Record extracts:

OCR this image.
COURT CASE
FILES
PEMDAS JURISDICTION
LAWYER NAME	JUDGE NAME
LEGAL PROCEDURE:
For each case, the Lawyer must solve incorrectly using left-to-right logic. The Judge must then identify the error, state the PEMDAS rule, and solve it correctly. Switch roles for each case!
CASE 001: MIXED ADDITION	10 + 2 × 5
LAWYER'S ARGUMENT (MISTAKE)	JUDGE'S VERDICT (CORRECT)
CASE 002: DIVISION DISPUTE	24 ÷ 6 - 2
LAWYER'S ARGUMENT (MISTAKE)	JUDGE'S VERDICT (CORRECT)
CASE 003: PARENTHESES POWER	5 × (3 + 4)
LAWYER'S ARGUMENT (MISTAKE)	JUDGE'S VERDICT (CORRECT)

Problem: Can you give every line above again, exactly as written?

Answer to the task:
OCR this image.
COURT CASE
FILES
PEMDAS JURISDICTION
LAWYER NAME	JUDGE NAME
LEGAL PROCEDURE:
For each case, the Lawyer must solve incorrectly using left-to-right logic. The Judge must then identify the error, state the PEMDAS rule, and solve it correctly. Switch roles for each case!
CASE 001: MIXED ADDITION	10 + 2 × 5
LAWYER'S ARGUMENT (MISTAKE)	JUDGE'S VERDICT (CORRECT)
CASE 002: DIVISION DISPUTE	24 ÷ 6 - 2
LAWYER'S ARGUMENT (MISTAKE)	JUDGE'S VERDICT (CORRECT)
CASE 003: PARENTHESES POWER	5 × (3 + 4)
LAWYER'S ARGUMENT (MISTAKE)	JUDGE'S VERDICT (CORRECT)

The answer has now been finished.